Extract the complete listing and output it unchanged.
================================
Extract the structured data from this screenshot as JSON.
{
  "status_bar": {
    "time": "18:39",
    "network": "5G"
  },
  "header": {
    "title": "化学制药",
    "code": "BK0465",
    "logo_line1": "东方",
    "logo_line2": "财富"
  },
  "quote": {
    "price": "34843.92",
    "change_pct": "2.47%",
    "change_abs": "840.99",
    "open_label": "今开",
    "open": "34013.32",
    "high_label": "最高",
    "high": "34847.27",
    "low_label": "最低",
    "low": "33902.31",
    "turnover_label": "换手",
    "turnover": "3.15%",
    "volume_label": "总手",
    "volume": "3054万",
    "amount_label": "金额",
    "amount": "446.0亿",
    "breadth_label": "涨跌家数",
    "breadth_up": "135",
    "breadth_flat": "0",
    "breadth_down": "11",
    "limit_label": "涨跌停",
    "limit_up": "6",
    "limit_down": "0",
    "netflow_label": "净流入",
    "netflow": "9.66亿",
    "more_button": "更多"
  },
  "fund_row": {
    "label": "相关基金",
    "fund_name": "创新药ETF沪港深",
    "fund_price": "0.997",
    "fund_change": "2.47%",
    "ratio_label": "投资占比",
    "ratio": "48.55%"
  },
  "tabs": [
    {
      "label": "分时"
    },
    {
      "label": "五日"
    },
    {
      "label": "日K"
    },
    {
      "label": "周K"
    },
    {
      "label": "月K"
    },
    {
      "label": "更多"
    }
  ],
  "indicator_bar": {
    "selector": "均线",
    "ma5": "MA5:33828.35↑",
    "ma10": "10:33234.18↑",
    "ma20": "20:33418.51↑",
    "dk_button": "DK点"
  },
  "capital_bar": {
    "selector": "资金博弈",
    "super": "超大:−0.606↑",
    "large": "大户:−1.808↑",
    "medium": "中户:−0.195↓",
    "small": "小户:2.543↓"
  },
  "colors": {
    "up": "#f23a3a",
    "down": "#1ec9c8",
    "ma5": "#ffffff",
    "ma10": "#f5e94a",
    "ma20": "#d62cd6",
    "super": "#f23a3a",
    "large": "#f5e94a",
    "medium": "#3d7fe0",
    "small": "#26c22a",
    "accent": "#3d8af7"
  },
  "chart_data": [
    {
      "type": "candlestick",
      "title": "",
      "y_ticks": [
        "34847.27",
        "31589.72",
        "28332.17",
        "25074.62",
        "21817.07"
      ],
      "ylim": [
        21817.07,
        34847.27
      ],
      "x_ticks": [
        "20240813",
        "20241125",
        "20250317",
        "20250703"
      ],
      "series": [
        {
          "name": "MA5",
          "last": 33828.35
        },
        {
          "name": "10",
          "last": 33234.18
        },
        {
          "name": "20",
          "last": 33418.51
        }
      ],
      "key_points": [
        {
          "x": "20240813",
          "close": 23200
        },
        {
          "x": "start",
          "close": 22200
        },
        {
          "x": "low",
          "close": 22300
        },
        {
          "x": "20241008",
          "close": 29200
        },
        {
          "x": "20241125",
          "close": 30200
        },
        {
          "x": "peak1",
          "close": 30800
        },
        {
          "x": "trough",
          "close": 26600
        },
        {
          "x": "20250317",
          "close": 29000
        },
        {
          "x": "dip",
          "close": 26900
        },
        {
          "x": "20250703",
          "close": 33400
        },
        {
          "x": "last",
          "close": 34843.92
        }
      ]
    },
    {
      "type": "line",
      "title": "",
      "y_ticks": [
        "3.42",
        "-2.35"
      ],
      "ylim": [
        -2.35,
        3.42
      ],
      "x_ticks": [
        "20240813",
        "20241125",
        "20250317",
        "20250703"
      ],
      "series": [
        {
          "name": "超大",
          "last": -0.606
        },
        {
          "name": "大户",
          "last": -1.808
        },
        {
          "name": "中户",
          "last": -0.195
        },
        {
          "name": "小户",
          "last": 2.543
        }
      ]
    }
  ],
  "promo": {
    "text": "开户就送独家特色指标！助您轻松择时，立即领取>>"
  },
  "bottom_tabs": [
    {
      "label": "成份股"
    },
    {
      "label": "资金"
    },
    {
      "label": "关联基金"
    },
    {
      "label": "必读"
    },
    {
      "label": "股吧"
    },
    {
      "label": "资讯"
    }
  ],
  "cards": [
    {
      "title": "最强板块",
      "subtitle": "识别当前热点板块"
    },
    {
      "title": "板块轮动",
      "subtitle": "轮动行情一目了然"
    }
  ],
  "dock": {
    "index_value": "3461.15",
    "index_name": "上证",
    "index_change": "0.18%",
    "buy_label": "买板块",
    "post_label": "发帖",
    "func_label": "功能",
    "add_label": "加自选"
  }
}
================================
» Written answer
Extract the structured data from this screenshot as JSON.
{
  "status_bar": {
    "time": "18:39",
    "network": "5G"
  },
  "header": {
    "title": "化学制药",
    "code": "BK0465",
    "logo_line1": "东方",
    "logo_line2": "财富"
  },
  "quote": {
    "price": "34843.92",
    "change_pct": "2.47%",
    "change_abs": "840.99",
    "open_label": "今开",
    "open": "34013.32",
    "high_label": "最高",
    "high": "34847.27",
    "low_label": "最低",
    "low": "33902.31",
    "turnover_label": "换手",
    "turnover": "3.15%",
    "volume_label": "总手",
    "volume": "3054万",
    "amount_label": "金额",
    "amount": "446.0亿",
    "breadth_label": "涨跌家数",
    "breadth_up": "135",
    "breadth_flat": "0",
    "breadth_down": "11",
    "limit_label": "涨跌停",
    "limit_up": "6",
    "limit_down": "0",
    "netflow_label": "净流入",
    "netflow": "9.66亿",
    "more_button": "更多"
  },
  "fund_row": {
    "label": "相关基金",
    "fund_name": "创新药ETF沪港深",
    "fund_price": "0.997",
    "fund_change": "2.47%",
    "ratio_label": "投资占比",
    "ratio": "48.55%"
  },
  "tabs": [
    {
      "label": "分时"
    },
    {
      "label": "五日"
    },
    {
      "label": "日K"
    },
    {
      "label": "周K"
    },
    {
      "label": "月K"
    },
    {
      "label": "更多"
    }
  ],
  "indicator_bar": {
    "selector": "均线",
    "ma5": "MA5:33828.35↑",
    "ma10": "10:33234.18↑",
    "ma20": "20:33418.51↑",
    "dk_button": "DK点"
  },
  "capital_bar": {
    "selector": "资金博弈",
    "super": "超大:−0.606↑",
    "large": "大户:−1.808↑",
    "medium": "中户:−0.195↓",
    "small": "小户:2.543↓"
  },
  "colors": {
    "up": "#f23a3a",
    "down": "#1ec9c8",
    "ma5": "#ffffff",
    "ma10": "#f5e94a",
    "ma20": "#d62cd6",
    "super": "#f23a3a",
    "large": "#f5e94a",
    "medium": "#3d7fe0",
    "small": "#26c22a",
    "accent": "#3d8af7"
  },
  "chart_data": [
    {
      "type": "candlestick",
      "title": "",
      "y_ticks": [
        "34847.27",
        "31589.72",
        "28332.17",
        "25074.62",
        "21817.07"
      ],
      "ylim": [
        21817.07,
        34847.27
      ],
      "x_ticks": [
        "20240813",
        "20241125",
        "20250317",
        "20250703"
      ],
      "series": [
        {
          "name": "MA5",
          "last": 33828.35
        },
        {
          "name": "10",
          "last": 33234.18
        },
        {
          "name": "20",
          "last": 33418.51
        }
      ],
      "key_points": [
        {
          "x": "20240813",
          "close": 23200
        },
        {
          "x": "start",
          "close": 22200
        },
        {
          "x": "low",
          "close": 22300
        },
        {
          "x": "20241008",
          "close": 29200
        },
        {
          "x": "20241125",
          "close": 30200
        },
        {
          "x": "peak1",
          "close": 30800
        },
        {
          "x": "trough",
          "close": 26600
        },
        {
          "x": "20250317",
          "close": 29000
        },
        {
          "x": "dip",
          "close": 26900
        },
        {
          "x": "20250703",
          "close": 33400
        },
        {
          "x": "last",
          "close": 34843.92
        }
      ]
    },
    {
      "type": "line",
      "title": "",
      "y_ticks": [
        "3.42",
        "-2.35"
      ],
      "ylim": [
        -2.35,
        3.42
      ],
      "x_ticks": [
        "20240813",
        "20241125",
        "20250317",
        "20250703"
      ],
      "series": [
        {
          "name": "超大",
          "last": -0.606
        },
        {
          "name": "大户",
          "last": -1.808
        },
        {
          "name": "中户",
          "last": -0.195
        },
        {
          "name": "小户",
          "last": 2.543
        }
      ]
    }
  ],
  "promo": {
    "text": "开户就送独家特色指标！助您轻松择时，立即领取>>"
  },
  "bottom_tabs": [
    {
      "label": "成份股"
    },
    {
      "label": "资金"
    },
    {
      "label": "关联基金"
    },
    {
      "label": "必读"
    },
    {
      "label": "股吧"
    },
    {
      "label": "资讯"
    }
  ],
  "cards": [
    {
      "title": "最强板块",
      "subtitle": "识别当前热点板块"
    },
    {
      "title": "板块轮动",
      "subtitle": "轮动行情一目了然"
    }
  ],
  "dock": {
    "index_value": "3461.15",
    "index_name": "上证",
    "index_change": "0.18%",
    "buy_label": "买板块",
    "post_label": "发帖",
    "func_label": "功能",
    "add_label": "加自选"
  }
}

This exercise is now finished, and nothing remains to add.